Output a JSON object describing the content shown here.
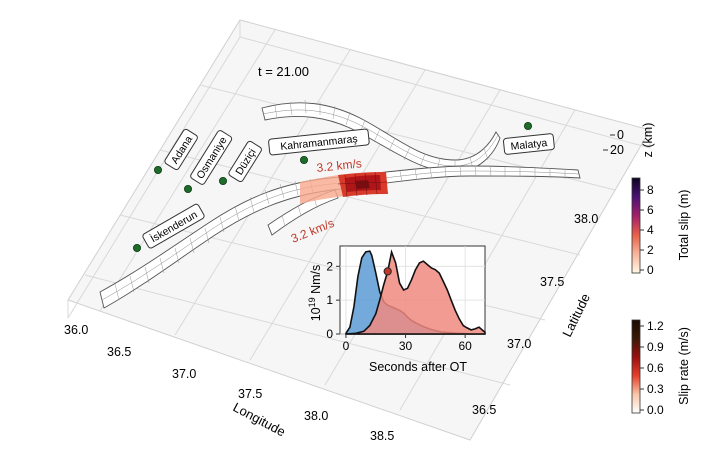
{
  "time_label": "t = 21.00",
  "cities": [
    {
      "name": "Adana",
      "label": "Adana"
    },
    {
      "name": "Osmaniye",
      "label": "Osmaniye"
    },
    {
      "name": "Duzici",
      "label": "Düziçi"
    },
    {
      "name": "Kahramanmaras",
      "label": "Kahramanmaraş"
    },
    {
      "name": "Malatya",
      "label": "Malatya"
    },
    {
      "name": "Iskenderun",
      "label": "İskenderun"
    }
  ],
  "rupture_speeds": {
    "east": "3.2 km/s",
    "west": "3.2 km/s"
  },
  "axes": {
    "longitude": {
      "label": "Longitude",
      "ticks": [
        "36.0",
        "36.5",
        "37.0",
        "37.5",
        "38.0",
        "38.5"
      ]
    },
    "latitude": {
      "label": "Latitude",
      "ticks": [
        "36.5",
        "37.0",
        "37.5",
        "38.0"
      ]
    },
    "depth": {
      "label": "z (km)",
      "ticks": [
        "0",
        "20"
      ]
    }
  },
  "colorbars": {
    "total_slip": {
      "label": "Total slip (m)",
      "ticks": [
        "0",
        "2",
        "4",
        "6",
        "8"
      ],
      "stops": [
        "#fff9e6",
        "#f8b59a",
        "#e8604a",
        "#a3206a",
        "#4b1273",
        "#0d0221"
      ]
    },
    "slip_rate": {
      "label": "Slip rate (m/s)",
      "ticks": [
        "0.0",
        "0.3",
        "0.6",
        "0.9",
        "1.2"
      ],
      "stops": [
        "#ffffff",
        "#f8c6a8",
        "#e6402a",
        "#9b0f0f",
        "#3a1a06",
        "#1a0a00"
      ]
    }
  },
  "inset": {
    "ylabel_base": "10",
    "ylabel_exp": "19",
    "ylabel_unit": " Nm/s",
    "xlabel": "Seconds after OT",
    "yticks": [
      "0",
      "1",
      "2"
    ],
    "xticks": [
      "0",
      "30",
      "60"
    ],
    "xlim": [
      -3,
      70
    ],
    "ylim": [
      0,
      2.6
    ],
    "series": [
      {
        "color": "#5b9bd5",
        "t": [
          0,
          2,
          4,
          6,
          8,
          10,
          12,
          13,
          15,
          17,
          19,
          21,
          23,
          25,
          27,
          29,
          31,
          33,
          36,
          39,
          42,
          45,
          48,
          52,
          56,
          60,
          64,
          68,
          70
        ],
        "v": [
          0.02,
          0.2,
          0.8,
          1.7,
          2.25,
          2.43,
          2.45,
          2.32,
          1.8,
          1.25,
          0.95,
          0.85,
          0.8,
          0.75,
          0.7,
          0.62,
          0.5,
          0.4,
          0.3,
          0.22,
          0.15,
          0.1,
          0.06,
          0.04,
          0.02,
          0.01,
          0.0,
          0.0,
          0.0
        ]
      },
      {
        "color": "#f08a80",
        "t": [
          0,
          5,
          9,
          12,
          15,
          17,
          19,
          21,
          23,
          25,
          27,
          29,
          31,
          33,
          35,
          37,
          39,
          41,
          43,
          45,
          47,
          49,
          51,
          53,
          55,
          57,
          59,
          61,
          63,
          65,
          67,
          69,
          70
        ],
        "v": [
          0.0,
          0.02,
          0.08,
          0.25,
          0.6,
          1.0,
          1.45,
          1.85,
          2.42,
          2.1,
          1.5,
          1.3,
          1.35,
          1.6,
          1.9,
          2.1,
          2.15,
          2.05,
          1.95,
          1.9,
          1.8,
          1.55,
          1.3,
          1.0,
          0.7,
          0.45,
          0.25,
          0.18,
          0.12,
          0.15,
          0.2,
          0.1,
          0.05
        ]
      }
    ],
    "marker": {
      "t": 21,
      "v": 1.85,
      "color": "#c0392b"
    }
  }
}
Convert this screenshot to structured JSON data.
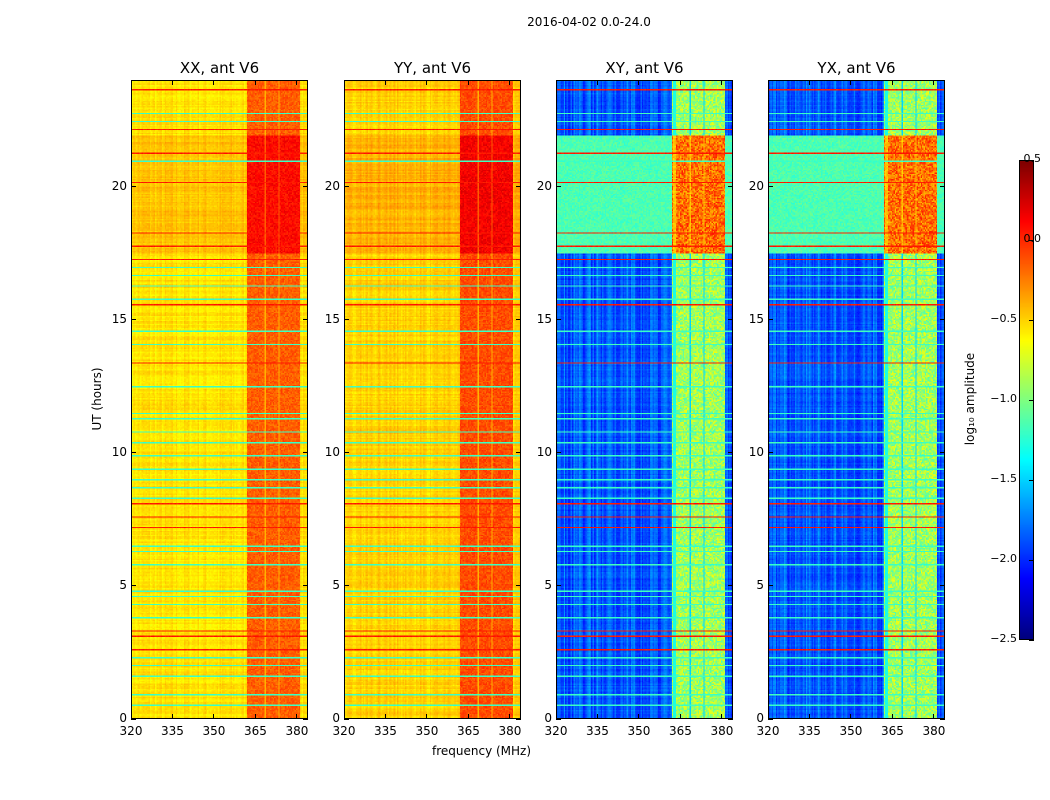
{
  "chart_data": {
    "type": "heatmap",
    "title": "2016-04-02 0.0-24.0",
    "xlabel": "frequency (MHz)",
    "ylabel": "UT (hours)",
    "xlim": [
      320,
      384
    ],
    "ylim": [
      0,
      24
    ],
    "xticks": [
      "320",
      "335",
      "350",
      "365",
      "380"
    ],
    "xtick_values": [
      320,
      335,
      350,
      365,
      380
    ],
    "yticks": [
      "0",
      "5",
      "10",
      "15",
      "20"
    ],
    "ytick_values": [
      0,
      5,
      10,
      15,
      20
    ],
    "colormap": "jet",
    "colorbar": {
      "label": "log₁₀ amplitude",
      "clim": [
        -2.5,
        0.5
      ],
      "ticks": [
        "0.5",
        "0.0",
        "−0.5",
        "−1.0",
        "−1.5",
        "−2.0",
        "−2.5"
      ],
      "tick_values": [
        0.5,
        0.0,
        -0.5,
        -1.0,
        -1.5,
        -2.0,
        -2.5
      ]
    },
    "panels": [
      {
        "title": "XX, ant V6",
        "baseline": -0.55,
        "rfi_band_level": -0.15,
        "kind": "parallel"
      },
      {
        "title": "YY, ant V6",
        "baseline": -0.5,
        "rfi_band_level": -0.1,
        "kind": "parallel"
      },
      {
        "title": "XY, ant V6",
        "baseline": -1.85,
        "rfi_band_level": -0.9,
        "kind": "cross"
      },
      {
        "title": "YX, ant V6",
        "baseline": -1.85,
        "rfi_band_level": -0.9,
        "kind": "cross"
      }
    ],
    "rfi_band_mhz": [
      362,
      381
    ],
    "high_rows_ut": [
      23.7,
      22.2,
      21.3,
      20.2,
      18.3,
      17.8,
      17.3,
      15.6,
      13.4,
      8.1,
      7.6,
      7.2,
      3.3,
      3.1,
      2.6
    ],
    "low_rows_ut": [
      22.8,
      22.5,
      21.0,
      17.0,
      16.7,
      16.3,
      15.8,
      14.6,
      14.1,
      12.5,
      11.5,
      11.3,
      10.8,
      10.4,
      9.9,
      9.4,
      9.0,
      8.7,
      8.3,
      6.5,
      6.3,
      5.8,
      4.8,
      4.6,
      4.3,
      3.8,
      2.3,
      2.0,
      1.6,
      0.9,
      0.5
    ]
  }
}
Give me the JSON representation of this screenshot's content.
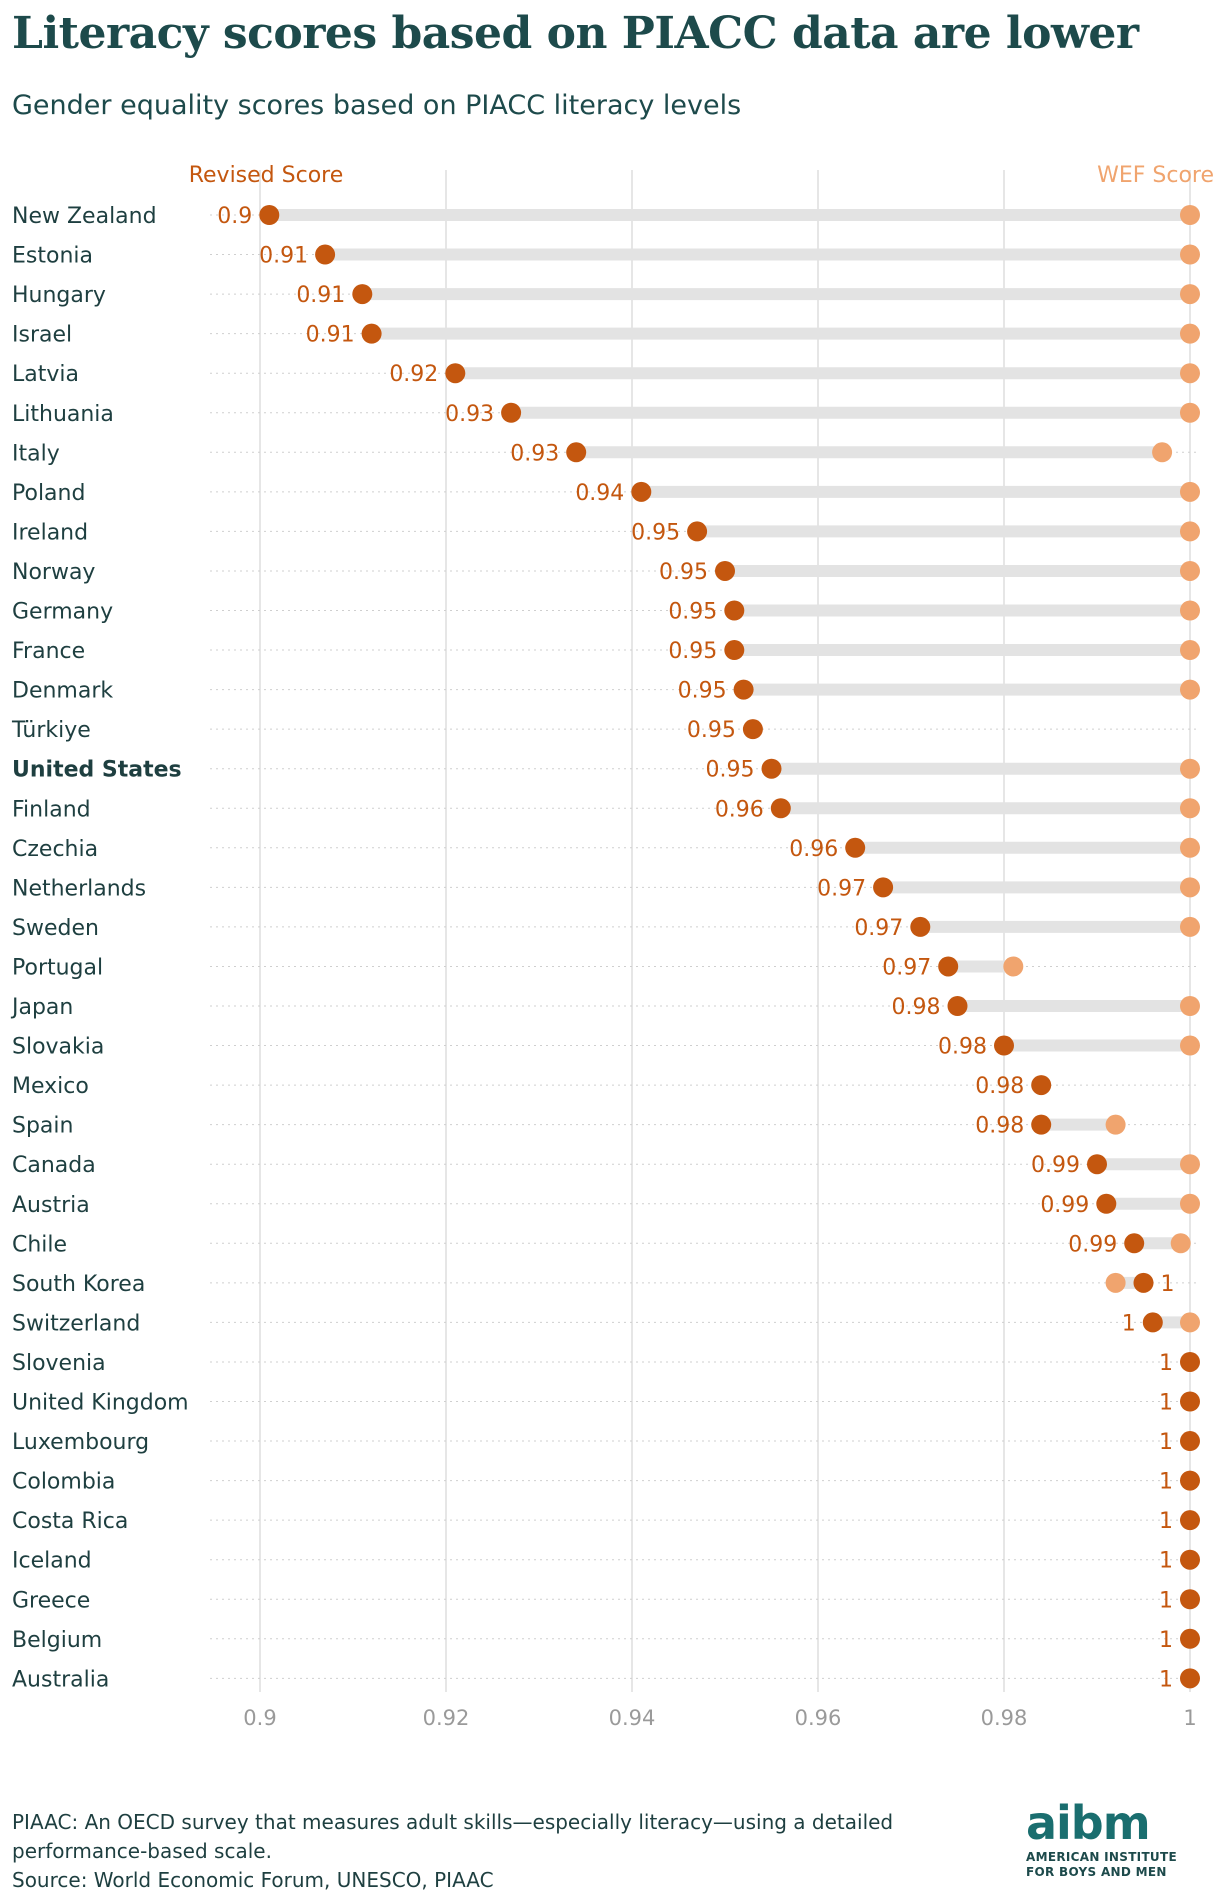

* [Task instructions]: The records above should be reproduced exactly, with no pictures included.

* [Exercise solution]:
Output a JSON object describing the content shown here.
{
  "time_label": "t = 21.00",
  "cities": [
    {
      "name": "Adana",
      "label": "Adana"
    },
    {
      "name": "Osmaniye",
      "label": "Osmaniye"
    },
    {
      "name": "Duzici",
      "label": "Düziçi"
    },
    {
      "name": "Kahramanmaras",
      "label": "Kahramanmaraş"
    },
    {
      "name": "Malatya",
      "label": "Malatya"
    },
    {
      "name": "Iskenderun",
      "label": "İskenderun"
    }
  ],
  "rupture_speeds": {
    "east": "3.2 km/s",
    "west": "3.2 km/s"
  },
  "axes": {
    "longitude": {
      "label": "Longitude",
      "ticks": [
        "36.0",
        "36.5",
        "37.0",
        "37.5",
        "38.0",
        "38.5"
      ]
    },
    "latitude": {
      "label": "Latitude",
      "ticks": [
        "36.5",
        "37.0",
        "37.5",
        "38.0"
      ]
    },
    "depth": {
      "label": "z (km)",
      "ticks": [
        "0",
        "20"
      ]
    }
  },
  "colorbars": {
    "total_slip": {
      "label": "Total slip (m)",
      "ticks": [
        "0",
        "2",
        "4",
        "6",
        "8"
      ],
      "stops": [
        "#fff9e6",
        "#f8b59a",
        "#e8604a",
        "#a3206a",
        "#4b1273",
        "#0d0221"
      ]
    },
    "slip_rate": {
      "label": "Slip rate (m/s)",
      "ticks": [
        "0.0",
        "0.3",
        "0.6",
        "0.9",
        "1.2"
      ],
      "stops": [
        "#ffffff",
        "#f8c6a8",
        "#e6402a",
        "#9b0f0f",
        "#3a1a06",
        "#1a0a00"
      ]
    }
  },
  "inset": {
    "ylabel_base": "10",
    "ylabel_exp": "19",
    "ylabel_unit": " Nm/s",
    "xlabel": "Seconds after OT",
    "yticks": [
      "0",
      "1",
      "2"
    ],
    "xticks": [
      "0",
      "30",
      "60"
    ],
    "xlim": [
      -3,
      70
    ],
    "ylim": [
      0,
      2.6
    ],
    "series": [
      {
        "color": "#5b9bd5",
        "t": [
          0,
          2,
          4,
          6,
          8,
          10,
          12,
          13,
          15,
          17,
          19,
          21,
          23,
          25,
          27,
          29,
          31,
          33,
          36,
          39,
          42,
          45,
          48,
          52,
          56,
          60,
          64,
          68,
          70
        ],
        "v": [
          0.02,
          0.2,
          0.8,
          1.7,
          2.25,
          2.43,
          2.45,
          2.32,
          1.8,
          1.25,
          0.95,
          0.85,
          0.8,
          0.75,
          0.7,
          0.62,
          0.5,
          0.4,
          0.3,
          0.22,
          0.15,
          0.1,
          0.06,
          0.04,
          0.02,
          0.01,
          0.0,
          0.0,
          0.0
        ]
      },
      {
        "color": "#f08a80",
        "t": [
          0,
          5,
          9,
          12,
          15,
          17,
          19,
          21,
          23,
          25,
          27,
          29,
          31,
          33,
          35,
          37,
          39,
          41,
          43,
          45,
          47,
          49,
          51,
          53,
          55,
          57,
          59,
          61,
          63,
          65,
          67,
          69,
          70
        ],
        "v": [
          0.0,
          0.02,
          0.08,
          0.25,
          0.6,
          1.0,
          1.45,
          1.85,
          2.42,
          2.1,
          1.5,
          1.3,
          1.35,
          1.6,
          1.9,
          2.1,
          2.15,
          2.05,
          1.95,
          1.9,
          1.8,
          1.55,
          1.3,
          1.0,
          0.7,
          0.45,
          0.25,
          0.18,
          0.12,
          0.15,
          0.2,
          0.1,
          0.05
        ]
      }
    ],
    "marker": {
      "t": 21,
      "v": 1.85,
      "color": "#c0392b"
    }
  }
}
Convert this screenshot to structured JSON data.
{
  "chart_data": {
    "type": "heatmap",
    "title": "2016-04-02 0.0-24.0",
    "xlabel": "frequency (MHz)",
    "ylabel": "UT (hours)",
    "xlim": [
      320,
      384
    ],
    "ylim": [
      0,
      24
    ],
    "xticks": [
      "320",
      "335",
      "350",
      "365",
      "380"
    ],
    "xtick_values": [
      320,
      335,
      350,
      365,
      380
    ],
    "yticks": [
      "0",
      "5",
      "10",
      "15",
      "20"
    ],
    "ytick_values": [
      0,
      5,
      10,
      15,
      20
    ],
    "colormap": "jet",
    "colorbar": {
      "label": "log₁₀ amplitude",
      "clim": [
        -2.5,
        0.5
      ],
      "ticks": [
        "0.5",
        "0.0",
        "−0.5",
        "−1.0",
        "−1.5",
        "−2.0",
        "−2.5"
      ],
      "tick_values": [
        0.5,
        0.0,
        -0.5,
        -1.0,
        -1.5,
        -2.0,
        -2.5
      ]
    },
    "panels": [
      {
        "title": "XX, ant V6",
        "baseline": -0.55,
        "rfi_band_level": -0.15,
        "kind": "parallel"
      },
      {
        "title": "YY, ant V6",
        "baseline": -0.5,
        "rfi_band_level": -0.1,
        "kind": "parallel"
      },
      {
        "title": "XY, ant V6",
        "baseline": -1.85,
        "rfi_band_level": -0.9,
        "kind": "cross"
      },
      {
        "title": "YX, ant V6",
        "baseline": -1.85,
        "rfi_band_level": -0.9,
        "kind": "cross"
      }
    ],
    "rfi_band_mhz": [
      362,
      381
    ],
    "high_rows_ut": [
      23.7,
      22.2,
      21.3,
      20.2,
      18.3,
      17.8,
      17.3,
      15.6,
      13.4,
      8.1,
      7.6,
      7.2,
      3.3,
      3.1,
      2.6
    ],
    "low_rows_ut": [
      22.8,
      22.5,
      21.0,
      17.0,
      16.7,
      16.3,
      15.8,
      14.6,
      14.1,
      12.5,
      11.5,
      11.3,
      10.8,
      10.4,
      9.9,
      9.4,
      9.0,
      8.7,
      8.3,
      6.5,
      6.3,
      5.8,
      4.8,
      4.6,
      4.3,
      3.8,
      2.3,
      2.0,
      1.6,
      0.9,
      0.5
    ]
  }
}
Give me the JSON representation of this screenshot's content.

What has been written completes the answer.